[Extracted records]
-=-=-=-=-

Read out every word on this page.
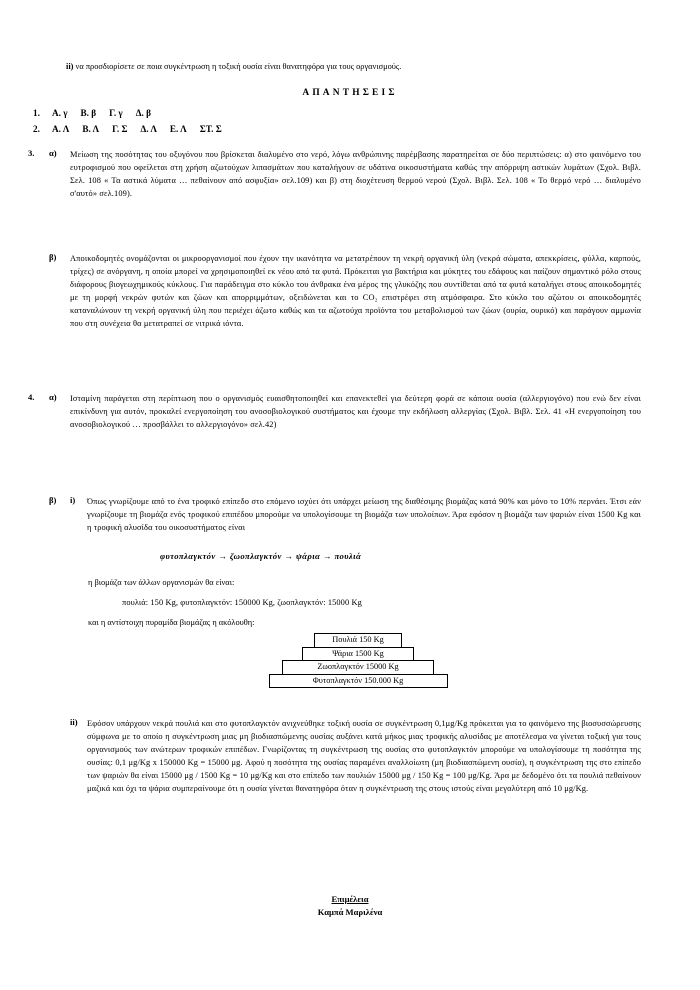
ii) να προσδιορίσετε σε ποια συγκέντρωση η τοξική ουσία είναι θανατηφόρα για τους οργανισμούς.
ΑΠΑΝΤΗΣΕΙΣ
1. Α. γ Β. β Γ. γ Δ. β
2. Α. Λ Β. Λ Γ. Σ Δ. Λ Ε. Λ ΣΤ. Σ
3.	α)	Μείωση της ποσότητας του οξυγόνου που βρίσκεται διαλυμένο στο νερό, λόγω ανθρώπινης παρέμβασης παρατηρείται σε δύο περιπτώσεις: α) στο φαινόμενο του ευτροφισμού που οφείλεται στη χρήση αζωτούχων λιπασμάτων που καταλήγουν σε υδάτινα οικοσυστήματα καθώς την απόρριψη αστικών λυμάτων (Σχολ. Βιβλ. Σελ. 108 « Τα αστικά λύματα … πεθαίνουν από ασφυξία» σελ.109) και β) στη διοχέτευση θερμού νερού (Σχολ. Βιβλ. Σελ. 108 « Το θερμό νερό … διαλυμένο σ'αυτό» σελ.109).
β)	Αποικοδομητές ονομάζονται οι μικροοργανισμοί που έχουν την ικανότητα να μετατρέπουν τη νεκρή οργανική ύλη (νεκρά σώματα, απεκκρίσεις, φύλλα, καρπούς, τρίχες) σε ανόργανη, η οποία μπορεί να χρησιμοποιηθεί εκ νέου από τα φυτά. Πρόκειται για βακτήρια και μύκητες του εδάφους και παίζουν σημαντικό ρόλο στους διάφορους βιογεωχημικούς κύκλους. Για παράδειγμα στο κύκλο του άνθρακα ένα μέρος της γλυκόζης που συντίθεται από τα φυτά καταλήγει στους αποικοδομητές με τη μορφή νεκρών φυτών και ζώων και απορριμμάτων, οξειδώνεται και το CO₂ επιστρέφει στη ατμόσφαιρα. Στο κύκλο του αζώτου οι αποικοδομητές καταναλώνουν τη νεκρή οργανική ύλη που περιέχει άζωτο καθώς και τα αζωτούχα προϊόντα του μεταβολισμού των ζώων (ουρία, ουρικό) και παράγουν αμμωνία που στη συνέχεια θα μετατραπεί σε νιτρικά ιόντα.
4.	α)	Ισταμίνη παράγεται στη περίπτωση που ο οργανισμός ευαισθητοποιηθεί και επανεκτεθεί για δεύτερη φορά σε κάποια ουσία (αλλεργιογόνο) που ενώ δεν είναι επικίνδυνη για αυτόν, προκαλεί ενεργοποίηση του ανοσοβιολογικού συστήματος και έχουμε την εκδήλωση αλλεργίας (Σχολ. Βιβλ. Σελ. 41 «Η ενεργοποίηση του ανοσοβιολογικού … προσβάλλει το αλλεργιογόνο» σελ.42)
β)	i)	Όπως γνωρίζουμε από το ένα τροφικό επίπεδο στο επόμενο ισχύει ότι υπάρχει μείωση της διαθέσιμης βιομάζας κατά 90% και μόνο το 10% περνάει. Έτσι εάν γνωρίζουμε τη βιομάζα ενός τροφικού επιπέδου μπορούμε να υπολογίσουμε τη βιομάζα των υπολοίπων. Άρα εφόσον η βιομάζα των ψαριών είναι 1500 Kg και η τροφική αλυσίδα του οικοσυστήματος είναι
φυτοπλαγκτόν → ζωοπλαγκτόν → ψάρια → πουλιά
η βιομάζα των άλλων οργανισμών θα είναι:
πουλιά: 150 Kg, φυτοπλαγκτόν: 150000 Kg, ζωοπλαγκτόν: 15000 Kg
και η αντίστοιχη πυραμίδα βιομάζας η ακόλουθη:
Πουλιά 150 Kg
Ψάρια 1500 Kg
Ζωοπλαγκτόν 15000 Kg
Φυτοπλαγκτόν 150.000 Kg
ii)	Εφόσον υπάρχουν νεκρά πουλιά και στο φυτοπλαγκτόν ανιχνεύθηκε τοξική ουσία σε συγκέντρωση 0,1μg/Kg πρόκειται για το φαινόμενο της βιοσυσσώρευσης σύμφωνα με το οποίο η συγκέντρωση μιας μη βιοδιασπώμενης ουσίας αυξάνει κατά μήκος μιας τροφικής αλυσίδας με αποτέλεσμα να γίνεται τοξική για τους οργανισμούς των ανώτερων τροφικών επιπέδων. Γνωρίζοντας τη συγκέντρωση της ουσίας στο φυτοπλαγκτόν μπορούμε να υπολογίσουμε τη ποσότητα της ουσίας: 0,1 μg/Kg x 150000 Kg = 15000 μg. Αφού η ποσότητα της ουσίας παραμένει αναλλοίωτη (μη βιοδιασπώμενη ουσία), η συγκέντρωση της στο επίπεδο των ψαριών θα είναι 15000 μg / 1500 Kg = 10 μg/Kg και στο επίπεδο των πουλιών 15000 μg / 150 Kg = 100 μg/Kg. Άρα με δεδομένο ότι τα πουλιά πεθαίνουν μαζικά και όχι τα ψάρια συμπεραίνουμε ότι η ουσία γίνεται θανατηφόρα όταν η συγκέντρωση της στους ιστούς είναι μεγαλύτερη από 10 μg/Kg.
Επιμέλεια
Καμπά Μαριλένα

-=-=-=-=-

The problem —
Locate the word "οργανισμούς" in the data above. Copy every line carrying it.

Solution —
ii) να προσδιορίσετε σε ποια συγκέντρωση η τοξική ουσία είναι θανατηφόρα για τους οργανισμούς.
ii)	Εφόσον υπάρχουν νεκρά πουλιά και στο φυτοπλαγκτόν ανιχνεύθηκε τοξική ουσία σε συγκέντρωση 0,1μg/Kg πρόκειται για το φαινόμενο της βιοσυσσώρευσης σύμφωνα με το οποίο η συγκέντρωση μιας μη βιοδιασπώμενης ουσίας αυξάνει κατά μήκος μιας τροφικής αλυσίδας με αποτέλεσμα να γίνεται τοξική για τους οργανισμούς των ανώτερων τροφικών επιπέδων. Γνωρίζοντας τη συγκέντρωση της ουσίας στο φυτοπλαγκτόν μπορούμε να υπολογίσουμε τη ποσότητα της ουσίας: 0,1 μg/Kg x 150000 Kg = 15000 μg. Αφού η ποσότητα της ουσίας παραμένει αναλλοίωτη (μη βιοδιασπώμενη ουσία), η συγκέντρωση της στο επίπεδο των ψαριών θα είναι 15000 μg / 1500 Kg = 10 μg/Kg και στο επίπεδο των πουλιών 15000 μg / 150 Kg = 100 μg/Kg. Άρα με δεδομένο ότι τα πουλιά πεθαίνουν μαζικά και όχι τα ψάρια συμπεραίνουμε ότι η ουσία γίνεται θανατηφόρα όταν η συγκέντρωση της στους ιστούς είναι μεγαλύτερη από 10 μg/Kg.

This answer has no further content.